Exercise brief ▸ What is the number of lines containing "vorm"? Give only that number.

Data in this exercise ▸
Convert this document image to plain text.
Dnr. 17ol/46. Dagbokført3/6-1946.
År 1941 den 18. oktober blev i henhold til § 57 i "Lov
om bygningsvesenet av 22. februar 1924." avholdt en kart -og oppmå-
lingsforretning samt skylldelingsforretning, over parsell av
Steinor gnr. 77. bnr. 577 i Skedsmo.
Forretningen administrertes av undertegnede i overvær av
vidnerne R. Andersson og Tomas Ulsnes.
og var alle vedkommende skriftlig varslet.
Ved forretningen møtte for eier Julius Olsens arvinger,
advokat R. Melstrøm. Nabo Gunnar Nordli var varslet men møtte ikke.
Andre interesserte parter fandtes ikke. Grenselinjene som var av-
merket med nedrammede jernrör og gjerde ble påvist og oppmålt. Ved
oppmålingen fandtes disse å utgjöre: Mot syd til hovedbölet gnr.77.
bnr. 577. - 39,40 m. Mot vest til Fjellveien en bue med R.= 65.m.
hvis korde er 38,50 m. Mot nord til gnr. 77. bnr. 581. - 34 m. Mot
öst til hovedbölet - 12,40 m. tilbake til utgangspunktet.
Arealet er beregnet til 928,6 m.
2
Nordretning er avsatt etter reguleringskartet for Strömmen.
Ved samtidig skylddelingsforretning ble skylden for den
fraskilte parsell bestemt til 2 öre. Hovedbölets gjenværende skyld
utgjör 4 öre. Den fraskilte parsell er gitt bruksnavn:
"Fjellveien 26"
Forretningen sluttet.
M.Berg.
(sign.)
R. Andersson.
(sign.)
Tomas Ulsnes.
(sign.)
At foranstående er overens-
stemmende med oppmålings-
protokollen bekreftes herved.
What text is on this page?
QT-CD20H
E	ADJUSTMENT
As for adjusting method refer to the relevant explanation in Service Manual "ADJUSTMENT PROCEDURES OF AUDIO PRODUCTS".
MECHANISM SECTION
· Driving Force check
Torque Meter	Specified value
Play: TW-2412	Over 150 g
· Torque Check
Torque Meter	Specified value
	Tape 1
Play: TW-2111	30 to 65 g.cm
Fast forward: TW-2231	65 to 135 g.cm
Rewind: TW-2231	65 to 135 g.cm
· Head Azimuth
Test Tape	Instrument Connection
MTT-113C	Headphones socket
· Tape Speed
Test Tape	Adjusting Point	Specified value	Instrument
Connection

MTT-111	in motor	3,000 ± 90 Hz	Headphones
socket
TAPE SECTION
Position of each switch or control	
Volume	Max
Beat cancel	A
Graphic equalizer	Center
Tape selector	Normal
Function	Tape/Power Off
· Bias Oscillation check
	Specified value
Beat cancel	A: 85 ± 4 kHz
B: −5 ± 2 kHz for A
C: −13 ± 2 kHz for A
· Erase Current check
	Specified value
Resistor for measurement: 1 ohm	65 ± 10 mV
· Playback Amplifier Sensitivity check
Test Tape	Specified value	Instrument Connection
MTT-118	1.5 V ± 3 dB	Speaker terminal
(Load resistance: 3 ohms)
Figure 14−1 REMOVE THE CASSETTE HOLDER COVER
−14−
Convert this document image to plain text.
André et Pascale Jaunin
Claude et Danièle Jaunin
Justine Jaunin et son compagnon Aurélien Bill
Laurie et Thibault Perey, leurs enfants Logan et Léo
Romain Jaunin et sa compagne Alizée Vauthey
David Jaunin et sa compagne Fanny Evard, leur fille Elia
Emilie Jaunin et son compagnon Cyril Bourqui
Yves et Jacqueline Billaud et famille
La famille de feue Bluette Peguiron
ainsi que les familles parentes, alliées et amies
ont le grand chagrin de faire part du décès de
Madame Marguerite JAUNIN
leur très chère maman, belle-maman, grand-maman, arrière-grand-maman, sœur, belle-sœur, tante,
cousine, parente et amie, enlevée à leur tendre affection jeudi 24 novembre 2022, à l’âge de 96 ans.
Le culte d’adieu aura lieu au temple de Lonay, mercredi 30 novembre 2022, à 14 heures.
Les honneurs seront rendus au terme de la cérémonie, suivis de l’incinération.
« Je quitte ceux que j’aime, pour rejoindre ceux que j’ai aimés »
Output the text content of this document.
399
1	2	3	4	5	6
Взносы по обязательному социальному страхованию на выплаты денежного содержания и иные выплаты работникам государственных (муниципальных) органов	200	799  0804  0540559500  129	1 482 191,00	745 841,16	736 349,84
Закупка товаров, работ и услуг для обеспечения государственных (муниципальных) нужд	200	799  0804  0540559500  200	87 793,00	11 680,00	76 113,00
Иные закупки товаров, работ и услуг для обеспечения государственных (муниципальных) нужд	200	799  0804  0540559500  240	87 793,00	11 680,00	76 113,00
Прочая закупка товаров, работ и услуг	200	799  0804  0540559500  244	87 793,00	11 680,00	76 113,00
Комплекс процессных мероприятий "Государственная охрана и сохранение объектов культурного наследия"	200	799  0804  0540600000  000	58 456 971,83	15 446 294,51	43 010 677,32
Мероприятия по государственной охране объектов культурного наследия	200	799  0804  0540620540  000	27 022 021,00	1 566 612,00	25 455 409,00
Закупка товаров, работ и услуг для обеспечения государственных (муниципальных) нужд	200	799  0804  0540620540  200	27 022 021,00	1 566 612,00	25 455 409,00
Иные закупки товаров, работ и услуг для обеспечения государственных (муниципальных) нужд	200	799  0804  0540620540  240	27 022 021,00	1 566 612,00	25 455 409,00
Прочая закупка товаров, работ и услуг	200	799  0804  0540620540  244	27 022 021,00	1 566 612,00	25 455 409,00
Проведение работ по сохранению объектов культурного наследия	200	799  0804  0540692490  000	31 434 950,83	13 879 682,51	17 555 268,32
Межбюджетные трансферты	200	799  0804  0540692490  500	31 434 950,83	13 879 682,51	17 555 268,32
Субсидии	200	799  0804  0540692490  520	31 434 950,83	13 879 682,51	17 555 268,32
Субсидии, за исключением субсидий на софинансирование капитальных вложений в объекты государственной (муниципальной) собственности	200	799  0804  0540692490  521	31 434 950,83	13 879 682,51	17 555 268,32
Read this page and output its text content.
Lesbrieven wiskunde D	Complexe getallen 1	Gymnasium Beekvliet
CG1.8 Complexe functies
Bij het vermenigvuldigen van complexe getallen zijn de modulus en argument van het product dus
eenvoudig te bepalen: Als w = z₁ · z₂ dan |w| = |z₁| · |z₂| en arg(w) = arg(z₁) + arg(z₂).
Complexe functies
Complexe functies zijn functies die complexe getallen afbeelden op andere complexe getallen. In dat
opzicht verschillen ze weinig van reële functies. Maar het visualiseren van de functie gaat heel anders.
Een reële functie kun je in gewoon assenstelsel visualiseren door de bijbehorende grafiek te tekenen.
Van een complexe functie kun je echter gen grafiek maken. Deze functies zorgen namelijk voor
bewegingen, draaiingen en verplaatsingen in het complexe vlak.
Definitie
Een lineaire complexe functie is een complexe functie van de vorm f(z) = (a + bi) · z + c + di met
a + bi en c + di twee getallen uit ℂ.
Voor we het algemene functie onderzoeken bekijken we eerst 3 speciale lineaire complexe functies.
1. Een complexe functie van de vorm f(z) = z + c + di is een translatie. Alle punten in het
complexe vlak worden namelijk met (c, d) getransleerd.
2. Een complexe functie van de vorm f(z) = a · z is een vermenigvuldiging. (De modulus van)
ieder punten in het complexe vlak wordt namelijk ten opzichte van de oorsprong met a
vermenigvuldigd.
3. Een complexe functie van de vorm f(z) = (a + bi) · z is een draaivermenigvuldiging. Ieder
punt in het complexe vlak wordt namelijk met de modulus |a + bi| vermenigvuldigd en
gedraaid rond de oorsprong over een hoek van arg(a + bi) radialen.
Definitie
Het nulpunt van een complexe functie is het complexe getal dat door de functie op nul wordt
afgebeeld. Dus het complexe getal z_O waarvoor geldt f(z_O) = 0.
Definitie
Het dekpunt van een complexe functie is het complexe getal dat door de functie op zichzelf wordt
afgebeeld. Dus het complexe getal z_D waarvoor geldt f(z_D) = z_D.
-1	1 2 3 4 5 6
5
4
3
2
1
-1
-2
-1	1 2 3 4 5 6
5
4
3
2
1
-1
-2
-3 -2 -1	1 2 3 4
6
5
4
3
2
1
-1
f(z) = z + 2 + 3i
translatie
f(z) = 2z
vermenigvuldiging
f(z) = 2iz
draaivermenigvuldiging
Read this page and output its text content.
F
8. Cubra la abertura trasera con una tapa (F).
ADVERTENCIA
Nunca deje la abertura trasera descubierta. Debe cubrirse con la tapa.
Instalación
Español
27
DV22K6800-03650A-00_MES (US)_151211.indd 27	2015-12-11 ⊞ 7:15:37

Full response ▸ 4